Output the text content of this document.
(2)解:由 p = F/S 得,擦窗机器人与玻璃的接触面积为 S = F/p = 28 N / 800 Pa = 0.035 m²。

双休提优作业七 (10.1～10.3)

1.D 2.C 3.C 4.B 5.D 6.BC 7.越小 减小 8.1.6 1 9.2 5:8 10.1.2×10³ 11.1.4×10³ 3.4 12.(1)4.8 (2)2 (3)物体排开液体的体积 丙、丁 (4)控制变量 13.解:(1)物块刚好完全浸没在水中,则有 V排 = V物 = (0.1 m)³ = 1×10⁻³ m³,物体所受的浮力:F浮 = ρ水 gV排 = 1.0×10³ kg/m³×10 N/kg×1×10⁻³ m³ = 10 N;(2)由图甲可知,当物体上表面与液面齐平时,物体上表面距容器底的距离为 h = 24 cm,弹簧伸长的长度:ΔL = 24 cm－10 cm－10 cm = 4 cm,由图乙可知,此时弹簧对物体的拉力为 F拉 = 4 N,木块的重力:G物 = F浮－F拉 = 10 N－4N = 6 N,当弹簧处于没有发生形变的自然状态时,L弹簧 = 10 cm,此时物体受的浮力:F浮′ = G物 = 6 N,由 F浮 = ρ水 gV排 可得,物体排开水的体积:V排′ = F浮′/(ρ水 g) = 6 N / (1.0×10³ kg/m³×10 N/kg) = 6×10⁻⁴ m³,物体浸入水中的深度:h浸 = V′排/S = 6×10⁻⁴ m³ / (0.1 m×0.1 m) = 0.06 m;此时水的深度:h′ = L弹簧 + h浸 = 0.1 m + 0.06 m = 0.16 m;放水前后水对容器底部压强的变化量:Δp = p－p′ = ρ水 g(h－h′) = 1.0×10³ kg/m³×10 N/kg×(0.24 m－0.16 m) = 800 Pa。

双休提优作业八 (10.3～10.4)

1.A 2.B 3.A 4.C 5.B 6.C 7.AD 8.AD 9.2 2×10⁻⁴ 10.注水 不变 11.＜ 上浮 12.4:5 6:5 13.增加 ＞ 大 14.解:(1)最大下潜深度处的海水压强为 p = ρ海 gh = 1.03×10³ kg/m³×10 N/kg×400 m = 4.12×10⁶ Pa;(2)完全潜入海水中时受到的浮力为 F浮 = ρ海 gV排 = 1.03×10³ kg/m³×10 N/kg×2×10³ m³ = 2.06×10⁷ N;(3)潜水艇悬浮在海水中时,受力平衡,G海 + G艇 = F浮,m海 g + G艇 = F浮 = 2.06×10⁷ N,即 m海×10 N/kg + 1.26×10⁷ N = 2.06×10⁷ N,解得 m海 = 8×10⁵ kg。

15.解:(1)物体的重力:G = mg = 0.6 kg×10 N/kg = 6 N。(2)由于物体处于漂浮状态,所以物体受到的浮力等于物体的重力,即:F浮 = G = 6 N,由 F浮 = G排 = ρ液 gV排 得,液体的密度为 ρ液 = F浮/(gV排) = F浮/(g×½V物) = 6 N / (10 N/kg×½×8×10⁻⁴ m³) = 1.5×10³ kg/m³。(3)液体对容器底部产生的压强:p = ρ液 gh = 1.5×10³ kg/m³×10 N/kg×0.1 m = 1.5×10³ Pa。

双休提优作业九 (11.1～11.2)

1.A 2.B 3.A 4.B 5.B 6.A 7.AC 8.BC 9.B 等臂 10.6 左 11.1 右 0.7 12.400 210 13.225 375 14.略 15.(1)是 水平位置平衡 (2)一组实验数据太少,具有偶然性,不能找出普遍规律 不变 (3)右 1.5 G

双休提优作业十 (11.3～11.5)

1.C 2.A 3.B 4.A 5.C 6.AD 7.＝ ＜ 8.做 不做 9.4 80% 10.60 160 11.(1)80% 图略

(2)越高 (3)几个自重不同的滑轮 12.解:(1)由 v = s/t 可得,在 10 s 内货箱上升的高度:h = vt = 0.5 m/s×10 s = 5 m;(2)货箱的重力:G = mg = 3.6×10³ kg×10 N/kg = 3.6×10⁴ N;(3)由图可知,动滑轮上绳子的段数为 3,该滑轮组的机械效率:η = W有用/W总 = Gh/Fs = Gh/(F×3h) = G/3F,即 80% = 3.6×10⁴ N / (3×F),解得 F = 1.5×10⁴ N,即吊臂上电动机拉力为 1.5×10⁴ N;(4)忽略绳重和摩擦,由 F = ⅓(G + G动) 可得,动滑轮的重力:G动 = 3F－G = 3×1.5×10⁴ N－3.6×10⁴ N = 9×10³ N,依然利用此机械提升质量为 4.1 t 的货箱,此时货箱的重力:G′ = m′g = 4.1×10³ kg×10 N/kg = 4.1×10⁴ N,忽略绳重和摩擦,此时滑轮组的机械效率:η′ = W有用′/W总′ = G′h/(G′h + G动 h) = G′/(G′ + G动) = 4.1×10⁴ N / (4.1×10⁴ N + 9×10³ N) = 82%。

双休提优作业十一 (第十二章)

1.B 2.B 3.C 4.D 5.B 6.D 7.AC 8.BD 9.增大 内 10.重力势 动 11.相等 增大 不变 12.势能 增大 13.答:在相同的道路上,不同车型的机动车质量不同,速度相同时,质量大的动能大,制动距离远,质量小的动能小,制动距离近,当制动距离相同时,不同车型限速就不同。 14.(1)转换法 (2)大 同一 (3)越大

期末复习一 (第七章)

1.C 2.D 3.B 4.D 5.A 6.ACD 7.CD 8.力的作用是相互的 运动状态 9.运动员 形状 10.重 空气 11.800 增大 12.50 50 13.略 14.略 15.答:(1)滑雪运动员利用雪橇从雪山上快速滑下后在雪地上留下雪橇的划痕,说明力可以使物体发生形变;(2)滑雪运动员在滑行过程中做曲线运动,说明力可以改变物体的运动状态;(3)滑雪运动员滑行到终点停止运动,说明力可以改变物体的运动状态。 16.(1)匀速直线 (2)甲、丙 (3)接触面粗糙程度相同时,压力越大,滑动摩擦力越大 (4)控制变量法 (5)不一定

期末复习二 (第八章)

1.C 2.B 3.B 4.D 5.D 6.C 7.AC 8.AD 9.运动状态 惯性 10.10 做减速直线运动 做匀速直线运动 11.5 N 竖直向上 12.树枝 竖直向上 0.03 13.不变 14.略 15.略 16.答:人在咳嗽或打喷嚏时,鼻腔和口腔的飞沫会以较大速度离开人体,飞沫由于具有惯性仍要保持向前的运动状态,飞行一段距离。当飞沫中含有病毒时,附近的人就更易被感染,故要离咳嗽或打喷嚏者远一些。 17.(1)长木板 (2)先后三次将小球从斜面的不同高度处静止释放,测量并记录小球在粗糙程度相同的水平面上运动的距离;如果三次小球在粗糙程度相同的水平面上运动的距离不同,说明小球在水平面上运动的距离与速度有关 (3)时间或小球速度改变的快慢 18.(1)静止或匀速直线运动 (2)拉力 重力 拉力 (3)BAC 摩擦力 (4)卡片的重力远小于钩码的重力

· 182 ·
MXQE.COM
--
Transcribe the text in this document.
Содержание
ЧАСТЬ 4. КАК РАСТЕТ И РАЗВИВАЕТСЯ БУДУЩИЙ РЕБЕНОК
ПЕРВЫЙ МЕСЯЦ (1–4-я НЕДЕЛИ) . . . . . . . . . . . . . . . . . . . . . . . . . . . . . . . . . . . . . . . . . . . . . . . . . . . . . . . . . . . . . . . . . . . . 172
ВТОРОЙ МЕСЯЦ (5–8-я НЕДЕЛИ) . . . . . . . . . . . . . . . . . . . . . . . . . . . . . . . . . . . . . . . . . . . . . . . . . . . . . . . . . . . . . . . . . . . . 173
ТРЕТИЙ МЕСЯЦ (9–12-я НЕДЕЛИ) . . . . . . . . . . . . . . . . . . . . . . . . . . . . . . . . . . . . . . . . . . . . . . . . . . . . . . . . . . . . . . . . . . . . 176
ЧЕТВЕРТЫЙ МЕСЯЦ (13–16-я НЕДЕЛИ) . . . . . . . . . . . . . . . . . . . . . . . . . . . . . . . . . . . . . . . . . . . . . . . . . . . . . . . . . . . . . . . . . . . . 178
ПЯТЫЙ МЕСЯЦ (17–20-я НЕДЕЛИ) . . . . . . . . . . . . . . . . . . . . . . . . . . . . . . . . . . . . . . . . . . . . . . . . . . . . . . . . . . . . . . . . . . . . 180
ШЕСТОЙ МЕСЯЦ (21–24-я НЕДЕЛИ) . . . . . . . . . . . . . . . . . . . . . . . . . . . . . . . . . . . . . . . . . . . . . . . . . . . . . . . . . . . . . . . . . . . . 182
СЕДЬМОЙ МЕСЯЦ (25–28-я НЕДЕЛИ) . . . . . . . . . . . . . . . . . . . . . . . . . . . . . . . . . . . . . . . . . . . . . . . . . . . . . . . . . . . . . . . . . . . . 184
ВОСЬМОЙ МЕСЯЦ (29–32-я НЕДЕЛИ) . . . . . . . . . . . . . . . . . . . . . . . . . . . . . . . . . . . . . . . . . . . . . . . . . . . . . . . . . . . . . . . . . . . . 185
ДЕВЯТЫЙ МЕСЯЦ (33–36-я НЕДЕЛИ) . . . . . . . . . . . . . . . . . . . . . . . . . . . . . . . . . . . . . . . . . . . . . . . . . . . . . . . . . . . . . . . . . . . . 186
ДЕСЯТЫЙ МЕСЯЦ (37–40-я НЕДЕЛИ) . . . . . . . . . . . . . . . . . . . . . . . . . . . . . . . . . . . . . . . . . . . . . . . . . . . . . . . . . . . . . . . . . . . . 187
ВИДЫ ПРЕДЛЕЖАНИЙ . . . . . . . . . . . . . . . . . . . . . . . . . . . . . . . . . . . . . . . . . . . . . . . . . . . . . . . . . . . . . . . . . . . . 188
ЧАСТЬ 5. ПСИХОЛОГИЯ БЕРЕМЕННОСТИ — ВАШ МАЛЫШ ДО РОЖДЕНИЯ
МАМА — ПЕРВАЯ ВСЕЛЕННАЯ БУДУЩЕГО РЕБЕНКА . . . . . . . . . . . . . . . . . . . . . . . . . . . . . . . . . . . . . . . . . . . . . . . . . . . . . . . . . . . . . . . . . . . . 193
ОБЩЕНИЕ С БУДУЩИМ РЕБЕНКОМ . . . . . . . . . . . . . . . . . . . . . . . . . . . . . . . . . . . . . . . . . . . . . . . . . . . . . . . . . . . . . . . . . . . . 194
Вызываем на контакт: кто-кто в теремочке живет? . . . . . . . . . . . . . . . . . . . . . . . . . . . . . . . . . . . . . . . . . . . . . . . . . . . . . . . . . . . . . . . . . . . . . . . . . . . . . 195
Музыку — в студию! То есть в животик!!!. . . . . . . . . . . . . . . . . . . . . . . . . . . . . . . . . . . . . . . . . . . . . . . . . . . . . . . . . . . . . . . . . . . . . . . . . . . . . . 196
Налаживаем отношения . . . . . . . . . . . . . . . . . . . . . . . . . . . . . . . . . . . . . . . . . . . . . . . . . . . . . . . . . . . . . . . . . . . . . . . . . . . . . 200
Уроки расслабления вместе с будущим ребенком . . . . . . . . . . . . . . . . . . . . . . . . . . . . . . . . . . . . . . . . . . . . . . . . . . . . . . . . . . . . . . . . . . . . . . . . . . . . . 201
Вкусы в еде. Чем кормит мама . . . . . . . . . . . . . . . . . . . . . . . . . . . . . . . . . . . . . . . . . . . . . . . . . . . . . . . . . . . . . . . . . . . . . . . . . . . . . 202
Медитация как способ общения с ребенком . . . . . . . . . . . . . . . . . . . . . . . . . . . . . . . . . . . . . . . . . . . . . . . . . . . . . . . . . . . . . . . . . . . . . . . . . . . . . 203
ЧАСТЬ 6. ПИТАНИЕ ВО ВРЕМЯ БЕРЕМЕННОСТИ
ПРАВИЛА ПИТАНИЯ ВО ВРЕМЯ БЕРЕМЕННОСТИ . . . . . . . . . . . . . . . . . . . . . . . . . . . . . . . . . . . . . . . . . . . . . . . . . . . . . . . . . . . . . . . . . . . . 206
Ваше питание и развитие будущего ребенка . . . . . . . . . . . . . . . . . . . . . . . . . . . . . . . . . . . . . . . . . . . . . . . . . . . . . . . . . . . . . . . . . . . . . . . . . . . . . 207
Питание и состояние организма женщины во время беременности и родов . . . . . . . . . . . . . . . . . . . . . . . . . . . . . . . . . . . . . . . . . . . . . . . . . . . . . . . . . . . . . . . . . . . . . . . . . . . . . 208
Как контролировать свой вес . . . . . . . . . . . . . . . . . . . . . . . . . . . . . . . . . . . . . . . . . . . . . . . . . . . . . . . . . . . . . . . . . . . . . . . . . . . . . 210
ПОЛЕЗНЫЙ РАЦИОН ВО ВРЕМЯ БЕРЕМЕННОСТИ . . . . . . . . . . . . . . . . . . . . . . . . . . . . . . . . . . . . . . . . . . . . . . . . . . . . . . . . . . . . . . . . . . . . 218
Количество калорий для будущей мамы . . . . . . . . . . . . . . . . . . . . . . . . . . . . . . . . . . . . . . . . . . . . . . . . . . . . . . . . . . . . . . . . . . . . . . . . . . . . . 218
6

## [Written task]
Filter the records above for lines containing the word "this", and copy those lines.

## [Task answer]
Output the text content of this document.
Transcribe the text in this document.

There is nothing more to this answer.